* [Your task]
Pull every line holding the string "Education" from the records below.

* [Available records]
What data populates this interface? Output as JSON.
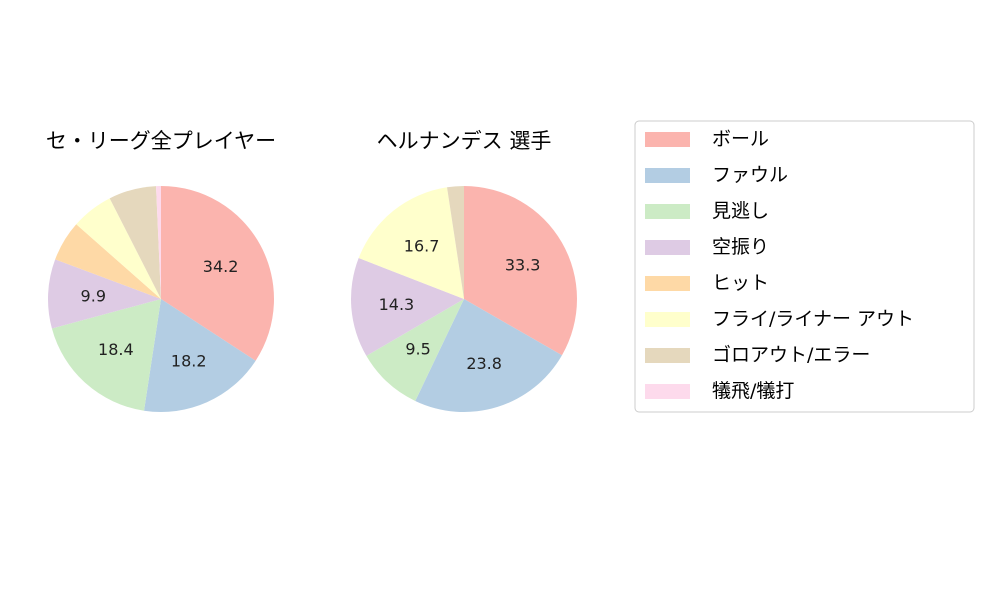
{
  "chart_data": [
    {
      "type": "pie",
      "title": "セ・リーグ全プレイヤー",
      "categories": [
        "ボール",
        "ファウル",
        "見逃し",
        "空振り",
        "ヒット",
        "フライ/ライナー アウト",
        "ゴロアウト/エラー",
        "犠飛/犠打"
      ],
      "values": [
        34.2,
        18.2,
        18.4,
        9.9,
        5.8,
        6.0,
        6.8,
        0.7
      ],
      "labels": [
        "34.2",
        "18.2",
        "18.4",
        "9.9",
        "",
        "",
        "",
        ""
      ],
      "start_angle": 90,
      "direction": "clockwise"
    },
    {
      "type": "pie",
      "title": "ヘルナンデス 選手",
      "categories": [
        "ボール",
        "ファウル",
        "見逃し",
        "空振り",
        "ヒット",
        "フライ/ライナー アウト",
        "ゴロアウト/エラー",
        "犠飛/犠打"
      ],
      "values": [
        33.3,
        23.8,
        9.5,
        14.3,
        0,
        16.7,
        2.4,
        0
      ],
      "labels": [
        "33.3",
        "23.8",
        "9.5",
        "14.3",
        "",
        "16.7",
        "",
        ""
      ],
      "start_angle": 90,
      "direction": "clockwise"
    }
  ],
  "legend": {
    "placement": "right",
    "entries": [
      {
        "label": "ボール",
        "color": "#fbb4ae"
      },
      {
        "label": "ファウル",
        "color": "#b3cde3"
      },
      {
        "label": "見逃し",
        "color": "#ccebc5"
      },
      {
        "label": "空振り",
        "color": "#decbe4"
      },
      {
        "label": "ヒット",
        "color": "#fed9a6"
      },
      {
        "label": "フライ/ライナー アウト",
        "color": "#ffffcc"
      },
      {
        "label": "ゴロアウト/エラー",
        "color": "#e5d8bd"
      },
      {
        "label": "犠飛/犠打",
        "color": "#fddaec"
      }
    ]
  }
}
---
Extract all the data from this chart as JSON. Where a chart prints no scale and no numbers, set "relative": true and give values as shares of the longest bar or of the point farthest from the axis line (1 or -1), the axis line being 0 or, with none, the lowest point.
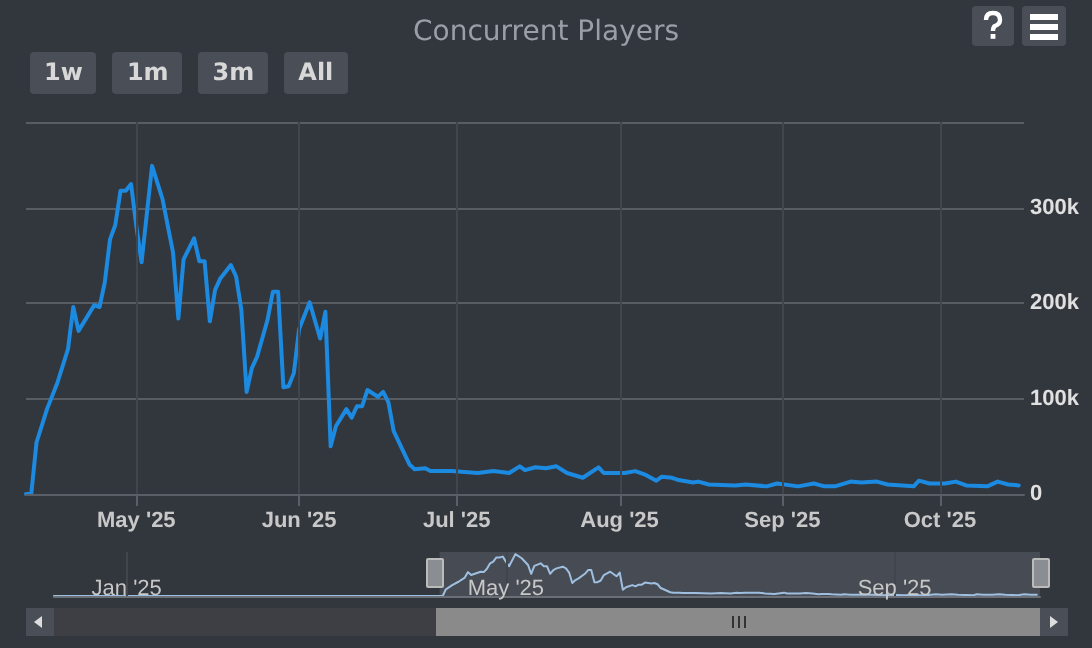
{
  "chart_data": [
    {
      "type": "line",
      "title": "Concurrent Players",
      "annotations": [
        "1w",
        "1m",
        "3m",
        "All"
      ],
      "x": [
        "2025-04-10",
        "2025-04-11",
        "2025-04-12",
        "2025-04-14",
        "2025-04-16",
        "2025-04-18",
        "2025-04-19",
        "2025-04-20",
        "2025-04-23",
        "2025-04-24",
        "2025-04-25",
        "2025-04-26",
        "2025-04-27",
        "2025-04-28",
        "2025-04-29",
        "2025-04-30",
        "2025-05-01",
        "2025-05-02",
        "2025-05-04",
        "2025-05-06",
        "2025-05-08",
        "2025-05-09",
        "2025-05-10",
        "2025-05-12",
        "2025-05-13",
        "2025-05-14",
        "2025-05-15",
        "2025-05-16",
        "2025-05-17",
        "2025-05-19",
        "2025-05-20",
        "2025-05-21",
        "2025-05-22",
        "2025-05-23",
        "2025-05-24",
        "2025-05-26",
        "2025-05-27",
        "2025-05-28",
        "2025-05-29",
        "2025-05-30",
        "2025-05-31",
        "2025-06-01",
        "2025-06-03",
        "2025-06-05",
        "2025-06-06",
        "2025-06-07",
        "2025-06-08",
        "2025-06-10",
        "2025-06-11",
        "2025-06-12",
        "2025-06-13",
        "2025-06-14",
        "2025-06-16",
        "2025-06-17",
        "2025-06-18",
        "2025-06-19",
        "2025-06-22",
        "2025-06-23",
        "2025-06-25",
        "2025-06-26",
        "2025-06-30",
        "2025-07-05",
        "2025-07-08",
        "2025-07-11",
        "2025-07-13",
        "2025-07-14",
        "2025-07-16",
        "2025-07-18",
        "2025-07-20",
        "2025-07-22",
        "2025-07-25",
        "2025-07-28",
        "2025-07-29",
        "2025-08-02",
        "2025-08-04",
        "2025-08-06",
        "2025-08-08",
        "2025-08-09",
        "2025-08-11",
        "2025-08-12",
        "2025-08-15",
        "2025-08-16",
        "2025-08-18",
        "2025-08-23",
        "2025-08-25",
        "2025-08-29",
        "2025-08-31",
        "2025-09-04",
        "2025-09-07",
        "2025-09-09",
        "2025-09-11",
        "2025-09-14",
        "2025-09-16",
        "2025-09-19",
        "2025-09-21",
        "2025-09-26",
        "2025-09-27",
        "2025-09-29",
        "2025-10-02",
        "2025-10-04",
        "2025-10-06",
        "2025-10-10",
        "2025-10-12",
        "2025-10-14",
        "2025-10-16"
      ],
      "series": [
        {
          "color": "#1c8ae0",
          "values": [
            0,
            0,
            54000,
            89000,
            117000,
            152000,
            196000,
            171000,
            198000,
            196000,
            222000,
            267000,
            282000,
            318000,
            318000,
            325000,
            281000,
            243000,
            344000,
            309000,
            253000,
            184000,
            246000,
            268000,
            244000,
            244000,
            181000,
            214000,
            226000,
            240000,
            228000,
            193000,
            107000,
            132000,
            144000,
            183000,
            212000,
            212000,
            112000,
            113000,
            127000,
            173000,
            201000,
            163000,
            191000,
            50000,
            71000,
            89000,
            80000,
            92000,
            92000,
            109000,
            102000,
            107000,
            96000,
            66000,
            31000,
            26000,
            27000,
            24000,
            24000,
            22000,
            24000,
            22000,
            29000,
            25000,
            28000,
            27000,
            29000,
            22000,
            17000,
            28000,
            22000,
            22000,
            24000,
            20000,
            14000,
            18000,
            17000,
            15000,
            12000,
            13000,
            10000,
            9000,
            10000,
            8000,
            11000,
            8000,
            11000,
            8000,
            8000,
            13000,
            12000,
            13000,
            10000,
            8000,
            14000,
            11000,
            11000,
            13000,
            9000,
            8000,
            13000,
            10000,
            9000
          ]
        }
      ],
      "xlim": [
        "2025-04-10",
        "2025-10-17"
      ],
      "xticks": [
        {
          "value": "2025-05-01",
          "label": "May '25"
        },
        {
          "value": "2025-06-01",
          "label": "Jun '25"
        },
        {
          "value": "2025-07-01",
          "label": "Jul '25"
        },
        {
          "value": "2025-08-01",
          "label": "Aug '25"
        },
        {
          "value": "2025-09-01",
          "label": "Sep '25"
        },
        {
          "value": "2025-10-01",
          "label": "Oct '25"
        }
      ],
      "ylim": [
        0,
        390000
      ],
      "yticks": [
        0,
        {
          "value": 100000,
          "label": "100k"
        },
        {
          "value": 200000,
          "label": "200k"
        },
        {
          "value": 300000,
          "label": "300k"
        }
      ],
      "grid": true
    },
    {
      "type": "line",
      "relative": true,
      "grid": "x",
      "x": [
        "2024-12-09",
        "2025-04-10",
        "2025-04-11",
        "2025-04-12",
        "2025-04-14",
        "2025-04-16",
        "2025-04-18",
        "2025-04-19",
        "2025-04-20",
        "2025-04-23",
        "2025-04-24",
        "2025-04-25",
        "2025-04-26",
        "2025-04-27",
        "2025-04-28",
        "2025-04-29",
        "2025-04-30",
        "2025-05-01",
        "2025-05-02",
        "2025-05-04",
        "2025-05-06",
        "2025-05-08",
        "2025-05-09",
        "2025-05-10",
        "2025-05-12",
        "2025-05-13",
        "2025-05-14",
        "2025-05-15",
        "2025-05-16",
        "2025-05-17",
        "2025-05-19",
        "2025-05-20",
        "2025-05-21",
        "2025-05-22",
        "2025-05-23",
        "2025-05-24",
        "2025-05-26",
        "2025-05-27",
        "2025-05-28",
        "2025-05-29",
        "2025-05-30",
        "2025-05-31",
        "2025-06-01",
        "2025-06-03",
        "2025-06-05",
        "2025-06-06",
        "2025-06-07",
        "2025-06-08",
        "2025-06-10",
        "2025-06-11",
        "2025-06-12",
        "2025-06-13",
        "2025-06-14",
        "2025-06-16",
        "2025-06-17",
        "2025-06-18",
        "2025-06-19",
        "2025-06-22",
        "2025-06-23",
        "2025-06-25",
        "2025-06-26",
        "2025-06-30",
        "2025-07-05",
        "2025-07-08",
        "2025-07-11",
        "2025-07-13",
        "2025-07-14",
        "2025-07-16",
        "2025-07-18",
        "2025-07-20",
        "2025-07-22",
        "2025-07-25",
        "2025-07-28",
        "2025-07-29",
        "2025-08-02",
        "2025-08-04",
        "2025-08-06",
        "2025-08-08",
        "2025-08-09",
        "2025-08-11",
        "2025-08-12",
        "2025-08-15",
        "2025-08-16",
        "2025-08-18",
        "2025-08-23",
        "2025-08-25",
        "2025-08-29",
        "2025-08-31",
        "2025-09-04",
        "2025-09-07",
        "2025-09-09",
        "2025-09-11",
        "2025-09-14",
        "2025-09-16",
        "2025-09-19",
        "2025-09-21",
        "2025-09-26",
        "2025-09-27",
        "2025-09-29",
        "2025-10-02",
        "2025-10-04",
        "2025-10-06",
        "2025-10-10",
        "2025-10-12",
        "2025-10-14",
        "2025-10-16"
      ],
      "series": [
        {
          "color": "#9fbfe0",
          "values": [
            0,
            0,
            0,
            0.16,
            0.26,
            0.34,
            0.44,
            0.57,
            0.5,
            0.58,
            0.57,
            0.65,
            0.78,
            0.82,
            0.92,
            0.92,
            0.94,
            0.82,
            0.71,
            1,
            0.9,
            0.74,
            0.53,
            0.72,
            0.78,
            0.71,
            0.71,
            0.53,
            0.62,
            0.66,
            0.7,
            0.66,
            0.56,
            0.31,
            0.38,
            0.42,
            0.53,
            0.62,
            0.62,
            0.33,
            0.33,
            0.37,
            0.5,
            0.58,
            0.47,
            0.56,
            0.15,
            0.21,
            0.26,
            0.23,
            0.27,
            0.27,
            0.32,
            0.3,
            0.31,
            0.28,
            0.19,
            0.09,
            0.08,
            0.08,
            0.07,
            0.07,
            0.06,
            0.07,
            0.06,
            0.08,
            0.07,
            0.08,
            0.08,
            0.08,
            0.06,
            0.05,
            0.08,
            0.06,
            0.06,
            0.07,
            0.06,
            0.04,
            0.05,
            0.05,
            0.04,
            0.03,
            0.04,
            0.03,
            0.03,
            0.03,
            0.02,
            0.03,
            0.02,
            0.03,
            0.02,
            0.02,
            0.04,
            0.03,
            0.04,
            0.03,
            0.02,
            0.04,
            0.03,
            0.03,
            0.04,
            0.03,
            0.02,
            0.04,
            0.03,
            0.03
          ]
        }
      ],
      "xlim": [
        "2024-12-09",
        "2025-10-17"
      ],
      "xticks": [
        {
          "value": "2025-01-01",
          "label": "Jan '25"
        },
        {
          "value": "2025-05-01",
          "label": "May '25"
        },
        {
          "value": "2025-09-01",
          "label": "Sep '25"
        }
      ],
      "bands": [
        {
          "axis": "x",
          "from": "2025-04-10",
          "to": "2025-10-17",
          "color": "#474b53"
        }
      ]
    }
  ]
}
--
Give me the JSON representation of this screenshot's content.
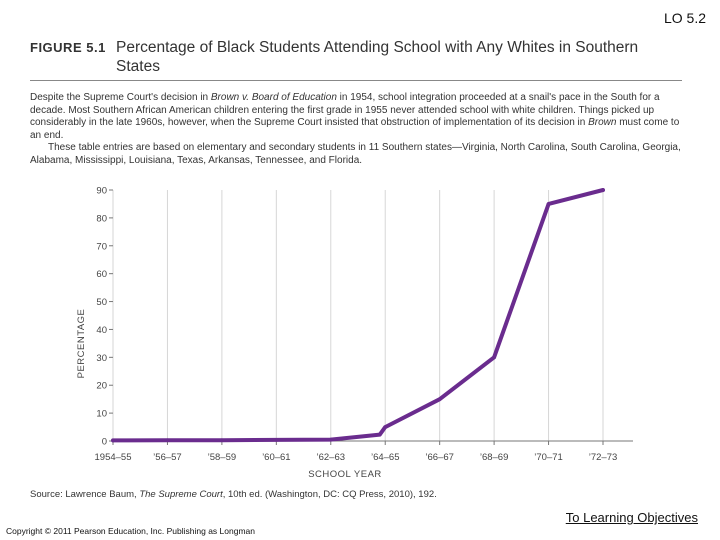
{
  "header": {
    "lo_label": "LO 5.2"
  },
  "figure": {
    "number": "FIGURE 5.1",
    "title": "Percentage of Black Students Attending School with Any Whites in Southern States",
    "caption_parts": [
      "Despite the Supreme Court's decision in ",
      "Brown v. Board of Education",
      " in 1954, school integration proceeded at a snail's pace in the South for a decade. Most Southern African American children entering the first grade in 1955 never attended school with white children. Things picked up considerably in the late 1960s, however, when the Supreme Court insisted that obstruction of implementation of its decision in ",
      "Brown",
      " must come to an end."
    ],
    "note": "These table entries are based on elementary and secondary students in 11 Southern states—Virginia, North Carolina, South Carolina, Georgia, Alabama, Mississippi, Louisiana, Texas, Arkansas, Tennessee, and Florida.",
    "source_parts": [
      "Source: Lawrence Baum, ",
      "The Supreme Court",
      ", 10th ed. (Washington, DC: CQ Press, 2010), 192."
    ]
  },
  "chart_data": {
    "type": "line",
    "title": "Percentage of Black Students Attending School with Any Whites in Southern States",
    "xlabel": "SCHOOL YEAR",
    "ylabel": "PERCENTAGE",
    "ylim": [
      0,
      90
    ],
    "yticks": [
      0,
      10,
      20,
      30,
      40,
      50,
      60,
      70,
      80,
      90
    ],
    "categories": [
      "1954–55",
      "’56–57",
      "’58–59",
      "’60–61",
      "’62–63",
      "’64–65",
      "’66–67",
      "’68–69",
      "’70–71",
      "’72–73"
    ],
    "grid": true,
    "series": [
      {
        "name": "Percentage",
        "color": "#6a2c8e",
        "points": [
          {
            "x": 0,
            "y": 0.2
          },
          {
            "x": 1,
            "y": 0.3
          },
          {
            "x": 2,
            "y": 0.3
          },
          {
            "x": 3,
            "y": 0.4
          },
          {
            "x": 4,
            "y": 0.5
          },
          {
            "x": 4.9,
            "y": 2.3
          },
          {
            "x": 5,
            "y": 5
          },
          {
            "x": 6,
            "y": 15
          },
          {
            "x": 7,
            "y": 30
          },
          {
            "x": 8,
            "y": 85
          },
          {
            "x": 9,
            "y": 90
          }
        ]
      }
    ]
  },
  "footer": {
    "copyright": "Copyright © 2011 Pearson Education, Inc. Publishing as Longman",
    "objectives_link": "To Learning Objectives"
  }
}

* [Written solution]
      "Brown v. Board of Education",
    "copyright": "Copyright © 2011 Pearson Education, Inc. Publishing as Longman",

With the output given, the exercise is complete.